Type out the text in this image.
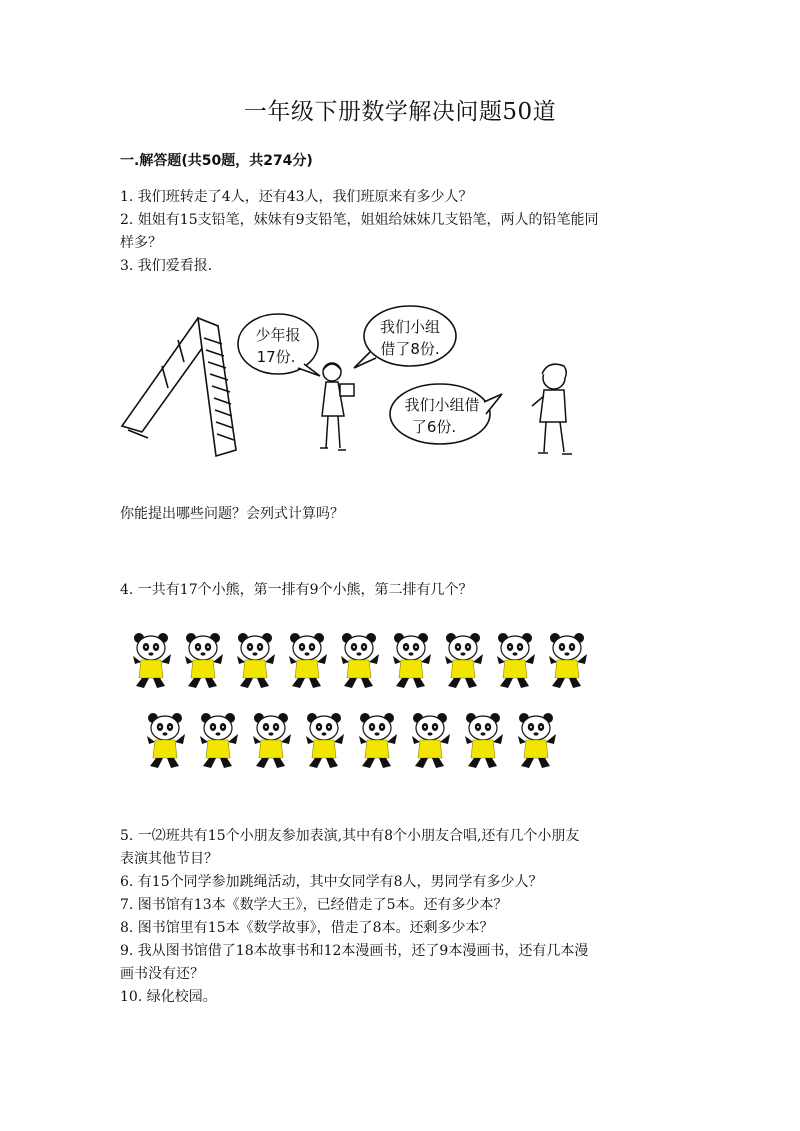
一年级下册数学解决问题50道
一.解答题(共50题，共274分)
1. 我们班转走了4人，还有43人，我们班原来有多少人？
2. 姐姐有15支铅笔，妹妹有9支铅笔，姐姐给妹妹几支铅笔，两人的铅笔能同
样多？
3. 我们爱看报.
少年报
17份.
我们小组
借了8份.
我们小组借
了6份.
你能提出哪些问题？会列式计算吗？
4. 一共有17个小熊，第一排有9个小熊，第二排有几个？
5. 一⑵班共有15个小朋友参加表演,其中有8个小朋友合唱,还有几个小朋友
表演其他节目？
6. 有15个同学参加跳绳活动，其中女同学有8人，男同学有多少人？
7. 图书馆有13本《数学大王》，已经借走了5本。还有多少本？
8. 图书馆里有15本《数学故事》，借走了8本。还剩多少本？
9. 我从图书馆借了18本故事书和12本漫画书，还了9本漫画书，还有几本漫
画书没有还？
10. 绿化校园。
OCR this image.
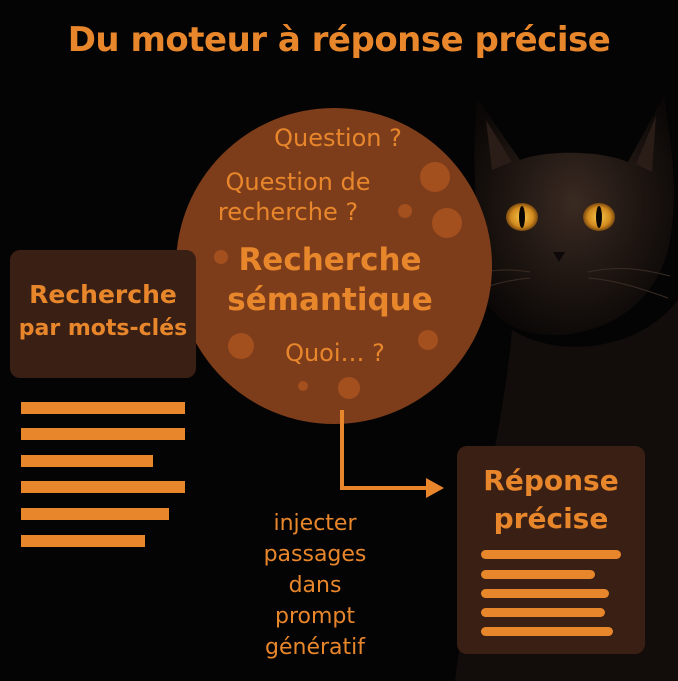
Du moteur à réponse précise
Question ?
Question de
recherche ?
Recherche
sémantique
Quoi… ?
Recherche
par mots-clés
injecter
passages
dans
prompt
génératif
Réponse
précise
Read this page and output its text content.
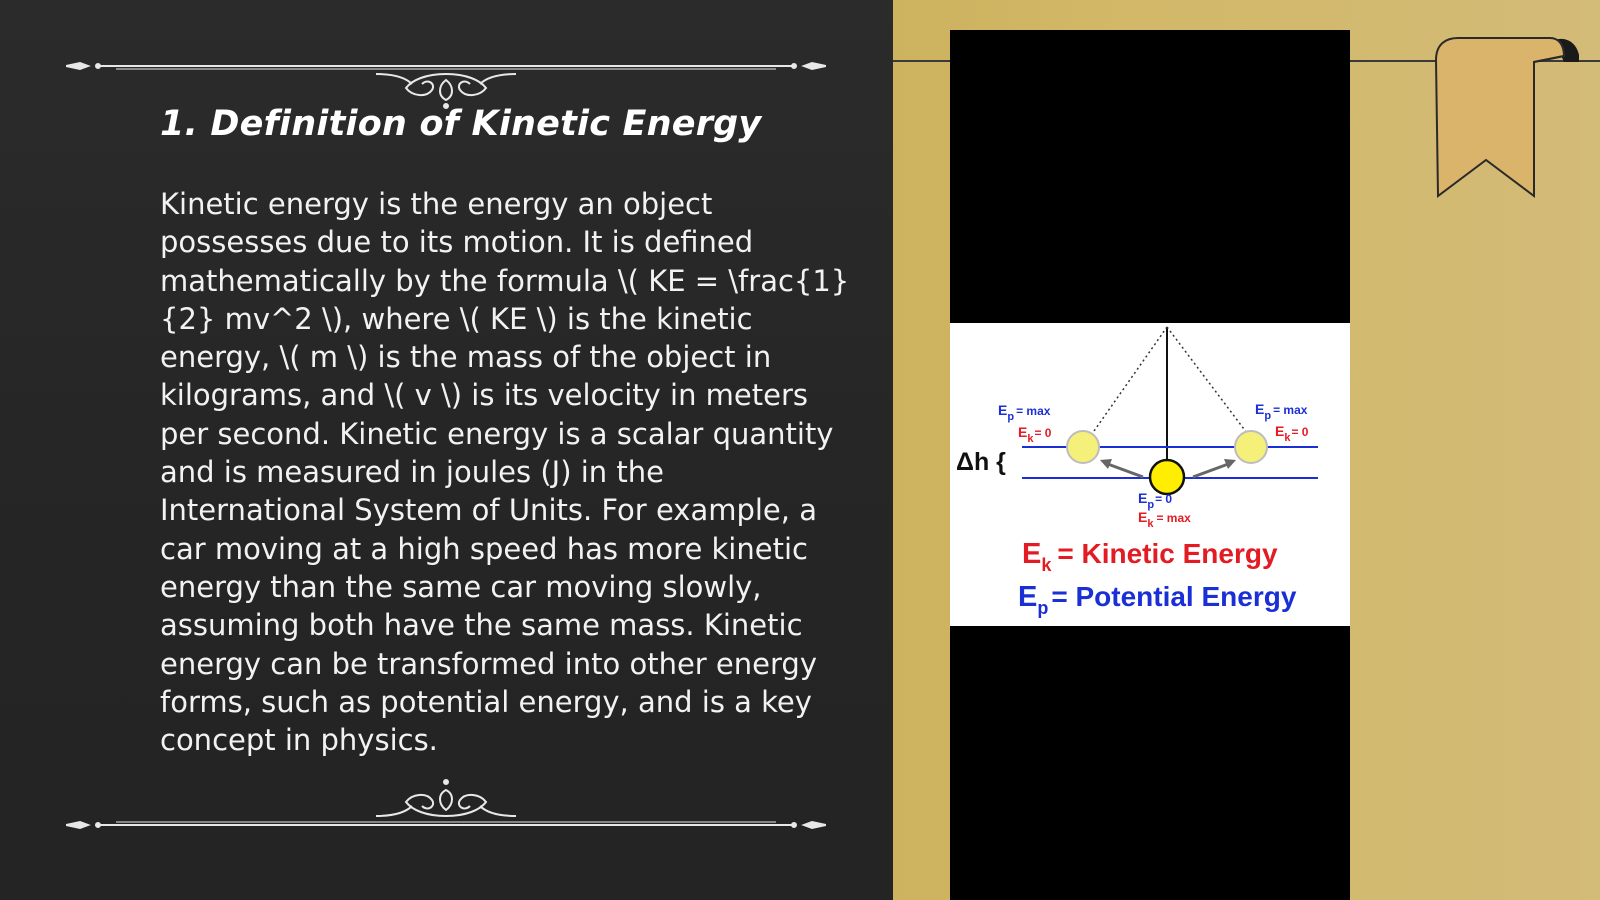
1. Definition of Kinetic Energy

Kinetic energy is the energy an object possesses due to its motion. It is defined mathematically by the formula \( KE = \frac{1}{2} mv^2 \), where \( KE \) is the kinetic energy, \( m \) is the mass of the object in kilograms, and \( v \) is its velocity in meters per second. Kinetic energy is a scalar quantity and is measured in joules (J) in the International System of Units. For example, a car moving at a high speed has more kinetic energy than the same car moving slowly, assuming both have the same mass. Kinetic energy can be transformed into other energy forms, such as potential energy, and is a key concept in physics.

Δh {
$E_p = \max$
$E_k= 0$
$E_p = \max$
$E_k= 0$
$E_p= 0$
$E_k = \max$
$E_k$ = Kinetic Energy
$E_p$ = Potential Energy
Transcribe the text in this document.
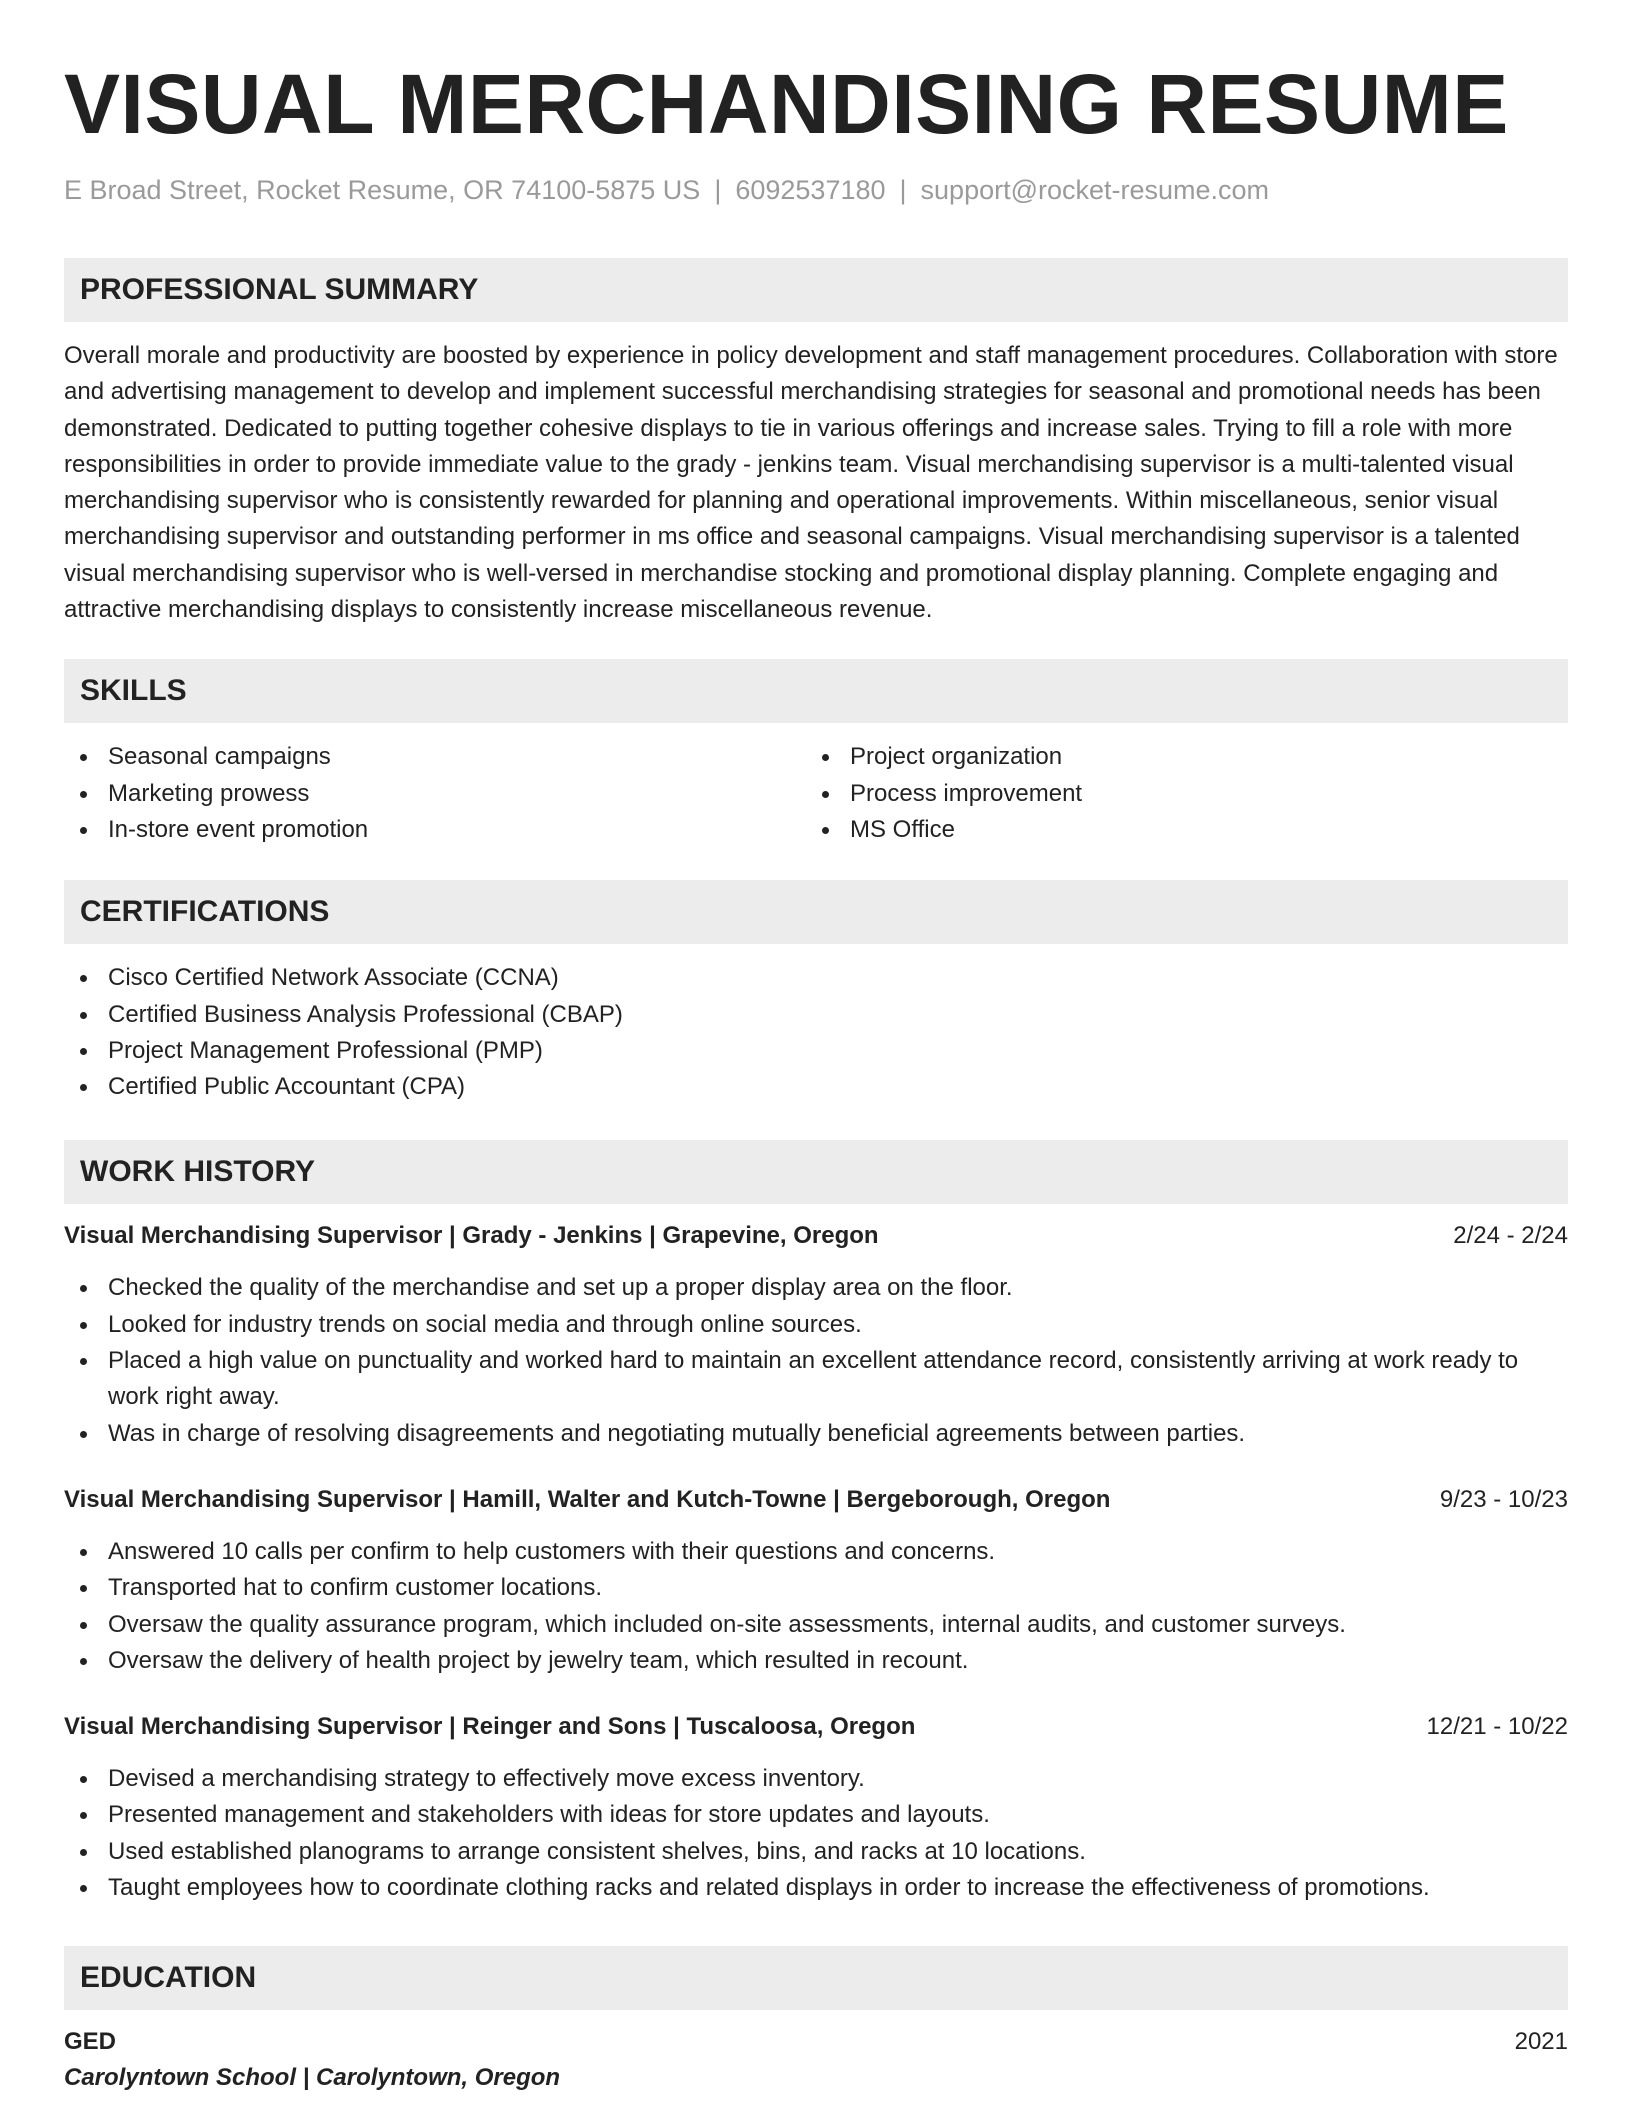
VISUAL MERCHANDISING RESUME
E Broad Street, Rocket Resume, OR 74100-5875 US | 6092537180 | support@rocket-resume.com
PROFESSIONAL SUMMARY

Overall morale and productivity are boosted by experience in policy development and staff management procedures. Collaboration with store and advertising management to develop and implement successful merchandising strategies for seasonal and promotional needs has been demonstrated. Dedicated to putting together cohesive displays to tie in various offerings and increase sales. Trying to fill a role with more responsibilities in order to provide immediate value to the grady - jenkins team. Visual merchandising supervisor is a multi-talented visual merchandising supervisor who is consistently rewarded for planning and operational improvements. Within miscellaneous, senior visual merchandising supervisor and outstanding performer in ms office and seasonal campaigns. Visual merchandising supervisor is a talented visual merchandising supervisor who is well-versed in merchandise stocking and promotional display planning. Complete engaging and attractive merchandising displays to consistently increase miscellaneous revenue.

SKILLS
Seasonal campaigns
Marketing prowess
In-store event promotion
Project organization
Process improvement
MS Office
CERTIFICATIONS
Cisco Certified Network Associate (CCNA)
Certified Business Analysis Professional (CBAP)
Project Management Professional (PMP)
Certified Public Accountant (CPA)
WORK HISTORY
Visual Merchandising Supervisor | Grady - Jenkins | Grapevine, Oregon	2/24 - 2/24
Checked the quality of the merchandise and set up a proper display area on the floor.
Looked for industry trends on social media and through online sources.
Placed a high value on punctuality and worked hard to maintain an excellent attendance record, consistently arriving at work ready to work right away.
Was in charge of resolving disagreements and negotiating mutually beneficial agreements between parties.
Visual Merchandising Supervisor | Hamill, Walter and Kutch-Towne | Bergeborough, Oregon	9/23 - 10/23
Answered 10 calls per confirm to help customers with their questions and concerns.
Transported hat to confirm customer locations.
Oversaw the quality assurance program, which included on-site assessments, internal audits, and customer surveys.
Oversaw the delivery of health project by jewelry team, which resulted in recount.
Visual Merchandising Supervisor | Reinger and Sons | Tuscaloosa, Oregon	12/21 - 10/22
Devised a merchandising strategy to effectively move excess inventory.
Presented management and stakeholders with ideas for store updates and layouts.
Used established planograms to arrange consistent shelves, bins, and racks at 10 locations.
Taught employees how to coordinate clothing racks and related displays in order to increase the effectiveness of promotions.
EDUCATION
GED	2021
Carolyntown School | Carolyntown, Oregon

══════════════════════════════

Copy out each line of the listing that holds "store".

Overall morale and productivity are boosted by experience in policy development and staff management procedures. Collaboration with store and advertising management to develop and implement successful merchandising strategies for seasonal and promotional needs has been demonstrated. Dedicated to putting together cohesive displays to tie in various offerings and increase sales. Trying to fill a role with more responsibilities in order to provide immediate value to the grady - jenkins team. Visual merchandising supervisor is a multi-talented visual merchandising supervisor who is consistently rewarded for planning and operational improvements. Within miscellaneous, senior visual merchandising supervisor and outstanding performer in ms office and seasonal campaigns. Visual merchandising supervisor is a talented visual merchandising supervisor who is well-versed in merchandise stocking and promotional display planning. Complete engaging and attractive merchandising displays to consistently increase miscellaneous revenue.
In-store event promotion
Presented management and stakeholders with ideas for store updates and layouts.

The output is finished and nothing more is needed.